• GIVEN EXERCISE: Omit the images. Copy each entry word for word.

• Chart and figure data:
═══

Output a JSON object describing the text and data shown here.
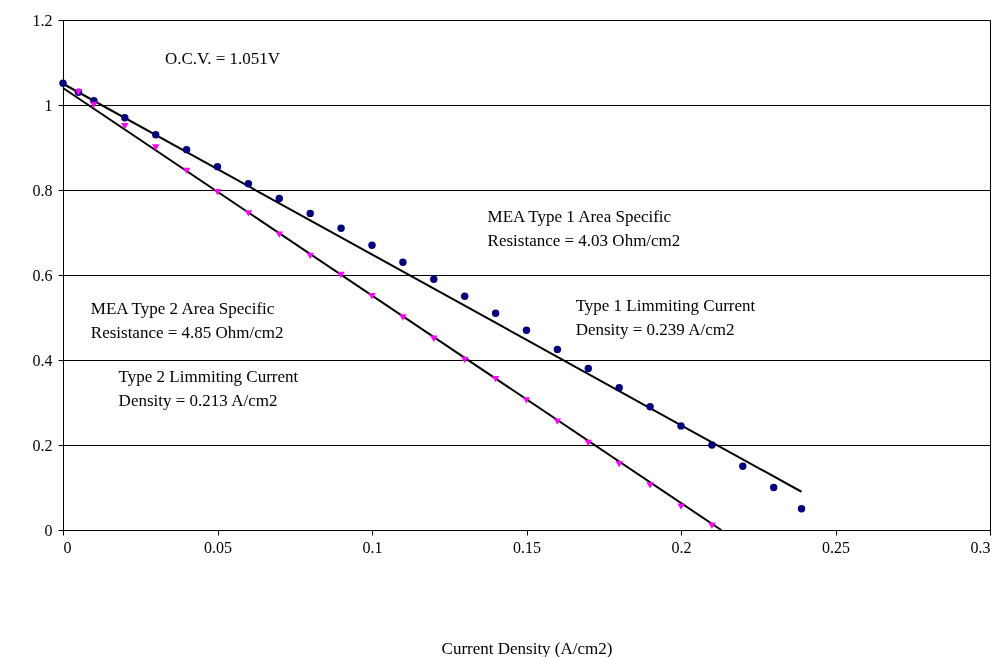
{
  "chart_data": {
    "type": "scatter",
    "xlabel": "Current Density (A/cm2)",
    "xlim": [
      0,
      0.3
    ],
    "xticks": [
      0,
      0.05,
      0.1,
      0.15,
      0.2,
      0.25,
      0.3
    ],
    "ylim": [
      0,
      1.2
    ],
    "yticks": [
      0,
      0.2,
      0.4,
      0.6,
      0.8,
      1,
      1.2
    ],
    "grid": "y",
    "series": [
      {
        "marker": "circle",
        "color": "#000080",
        "x": [
          0,
          0.005,
          0.01,
          0.02,
          0.03,
          0.04,
          0.05,
          0.06,
          0.07,
          0.08,
          0.09,
          0.1,
          0.11,
          0.12,
          0.13,
          0.14,
          0.15,
          0.16,
          0.17,
          0.18,
          0.19,
          0.2,
          0.21,
          0.22,
          0.23,
          0.239
        ],
        "values": [
          1.051,
          1.03,
          1.01,
          0.97,
          0.93,
          0.895,
          0.855,
          0.815,
          0.78,
          0.745,
          0.71,
          0.67,
          0.63,
          0.59,
          0.55,
          0.51,
          0.47,
          0.425,
          0.38,
          0.335,
          0.29,
          0.245,
          0.2,
          0.15,
          0.1,
          0.05
        ]
      },
      {
        "marker": "triangle",
        "color": "#ff00ff",
        "x": [
          0.005,
          0.01,
          0.02,
          0.03,
          0.04,
          0.05,
          0.06,
          0.07,
          0.08,
          0.09,
          0.1,
          0.11,
          0.12,
          0.13,
          0.14,
          0.15,
          0.16,
          0.17,
          0.18,
          0.19,
          0.2,
          0.21
        ],
        "values": [
          1.03,
          1.0,
          0.95,
          0.9,
          0.845,
          0.795,
          0.745,
          0.695,
          0.645,
          0.6,
          0.55,
          0.5,
          0.45,
          0.4,
          0.355,
          0.305,
          0.255,
          0.205,
          0.155,
          0.105,
          0.055,
          0.01
        ]
      },
      {
        "type": "line",
        "color": "#000000",
        "x": [
          0,
          0.239
        ],
        "values": [
          1.05,
          0.09
        ]
      },
      {
        "type": "line",
        "color": "#000000",
        "x": [
          0,
          0.213
        ],
        "values": [
          1.04,
          0
        ]
      }
    ],
    "annotations": [
      "O.C.V. = 1.051V",
      "MEA  Type 1 Area Specific\nResistance = 4.03 Ohm/cm2",
      "Type 1 Limmiting  Current\nDensity = 0.239 A/cm2",
      "MEA  Type 2 Area Specific\nResistance = 4.85 Ohm/cm2",
      "Type 2 Limmiting  Current\nDensity = 0.213 A/cm2"
    ]
  }
}
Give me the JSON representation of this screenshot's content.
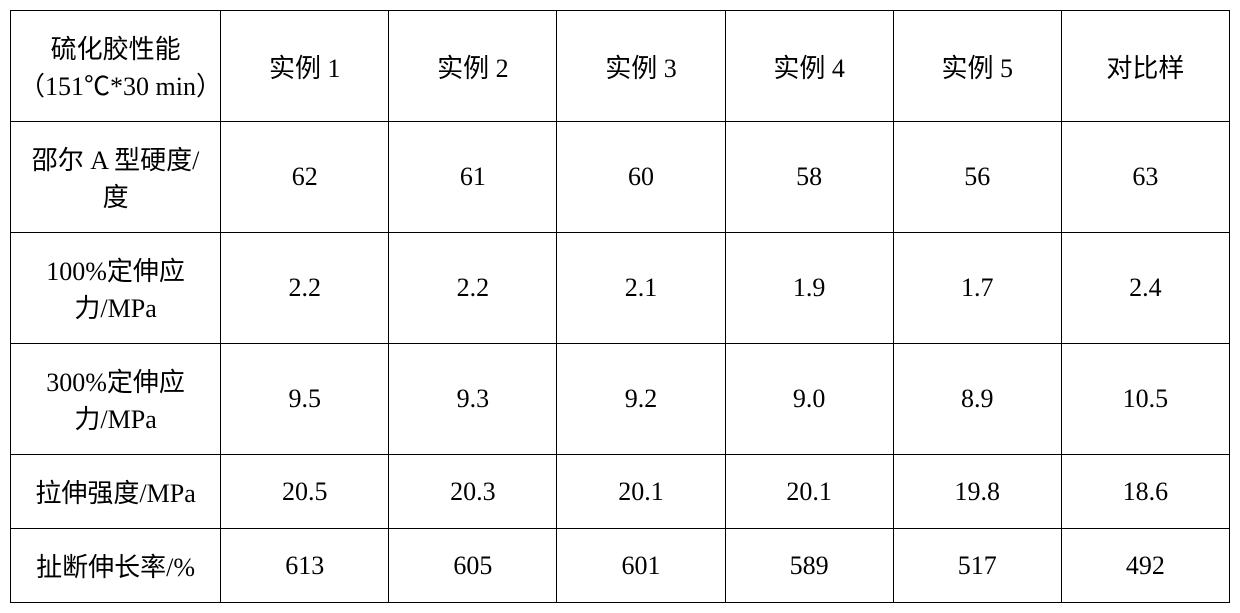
{
  "table": {
    "columns": [
      "硫化胶性能（151℃*30 min）",
      "实例 1",
      "实例 2",
      "实例 3",
      "实例 4",
      "实例 5",
      "对比样"
    ],
    "rows": [
      {
        "label": "邵尔 A 型硬度/度",
        "values": [
          "62",
          "61",
          "60",
          "58",
          "56",
          "63"
        ]
      },
      {
        "label": "100%定伸应力/MPa",
        "values": [
          "2.2",
          "2.2",
          "2.1",
          "1.9",
          "1.7",
          "2.4"
        ]
      },
      {
        "label": "300%定伸应力/MPa",
        "values": [
          "9.5",
          "9.3",
          "9.2",
          "9.0",
          "8.9",
          "10.5"
        ]
      },
      {
        "label": "拉伸强度/MPa",
        "values": [
          "20.5",
          "20.3",
          "20.1",
          "20.1",
          "19.8",
          "18.6"
        ]
      },
      {
        "label": "扯断伸长率/%",
        "values": [
          "613",
          "605",
          "601",
          "589",
          "517",
          "492"
        ]
      }
    ],
    "border_color": "#000000",
    "background_color": "#ffffff",
    "font_size": 26,
    "col_widths": {
      "first": 210,
      "data": 168
    }
  }
}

═══

• SOLUTION TO THE EXERCISE:
Output a JSON object describing the text and data shown here.
{
  "chart_data": {
    "type": "scatter",
    "xlabel": "Current Density (A/cm2)",
    "xlim": [
      0,
      0.3
    ],
    "xticks": [
      0,
      0.05,
      0.1,
      0.15,
      0.2,
      0.25,
      0.3
    ],
    "ylim": [
      0,
      1.2
    ],
    "yticks": [
      0,
      0.2,
      0.4,
      0.6,
      0.8,
      1,
      1.2
    ],
    "grid": "y",
    "series": [
      {
        "marker": "circle",
        "color": "#000080",
        "x": [
          0,
          0.005,
          0.01,
          0.02,
          0.03,
          0.04,
          0.05,
          0.06,
          0.07,
          0.08,
          0.09,
          0.1,
          0.11,
          0.12,
          0.13,
          0.14,
          0.15,
          0.16,
          0.17,
          0.18,
          0.19,
          0.2,
          0.21,
          0.22,
          0.23,
          0.239
        ],
        "values": [
          1.051,
          1.03,
          1.01,
          0.97,
          0.93,
          0.895,
          0.855,
          0.815,
          0.78,
          0.745,
          0.71,
          0.67,
          0.63,
          0.59,
          0.55,
          0.51,
          0.47,
          0.425,
          0.38,
          0.335,
          0.29,
          0.245,
          0.2,
          0.15,
          0.1,
          0.05
        ]
      },
      {
        "marker": "triangle",
        "color": "#ff00ff",
        "x": [
          0.005,
          0.01,
          0.02,
          0.03,
          0.04,
          0.05,
          0.06,
          0.07,
          0.08,
          0.09,
          0.1,
          0.11,
          0.12,
          0.13,
          0.14,
          0.15,
          0.16,
          0.17,
          0.18,
          0.19,
          0.2,
          0.21
        ],
        "values": [
          1.03,
          1.0,
          0.95,
          0.9,
          0.845,
          0.795,
          0.745,
          0.695,
          0.645,
          0.6,
          0.55,
          0.5,
          0.45,
          0.4,
          0.355,
          0.305,
          0.255,
          0.205,
          0.155,
          0.105,
          0.055,
          0.01
        ]
      },
      {
        "type": "line",
        "color": "#000000",
        "x": [
          0,
          0.239
        ],
        "values": [
          1.05,
          0.09
        ]
      },
      {
        "type": "line",
        "color": "#000000",
        "x": [
          0,
          0.213
        ],
        "values": [
          1.04,
          0
        ]
      }
    ],
    "annotations": [
      "O.C.V. = 1.051V",
      "MEA  Type 1 Area Specific\nResistance = 4.03 Ohm/cm2",
      "Type 1 Limmiting  Current\nDensity = 0.239 A/cm2",
      "MEA  Type 2 Area Specific\nResistance = 4.85 Ohm/cm2",
      "Type 2 Limmiting  Current\nDensity = 0.213 A/cm2"
    ]
  }
}
Give me the JSON representation of this screenshot's content.
{
  "table": {
    "columns": [
      "硫化胶性能（151℃*30 min）",
      "实例 1",
      "实例 2",
      "实例 3",
      "实例 4",
      "实例 5",
      "对比样"
    ],
    "rows": [
      {
        "label": "邵尔 A 型硬度/度",
        "values": [
          "62",
          "61",
          "60",
          "58",
          "56",
          "63"
        ]
      },
      {
        "label": "100%定伸应力/MPa",
        "values": [
          "2.2",
          "2.2",
          "2.1",
          "1.9",
          "1.7",
          "2.4"
        ]
      },
      {
        "label": "300%定伸应力/MPa",
        "values": [
          "9.5",
          "9.3",
          "9.2",
          "9.0",
          "8.9",
          "10.5"
        ]
      },
      {
        "label": "拉伸强度/MPa",
        "values": [
          "20.5",
          "20.3",
          "20.1",
          "20.1",
          "19.8",
          "18.6"
        ]
      },
      {
        "label": "扯断伸长率/%",
        "values": [
          "613",
          "605",
          "601",
          "589",
          "517",
          "492"
        ]
      }
    ],
    "border_color": "#000000",
    "background_color": "#ffffff",
    "font_size": 26,
    "col_widths": {
      "first": 210,
      "data": 168
    }
  }
}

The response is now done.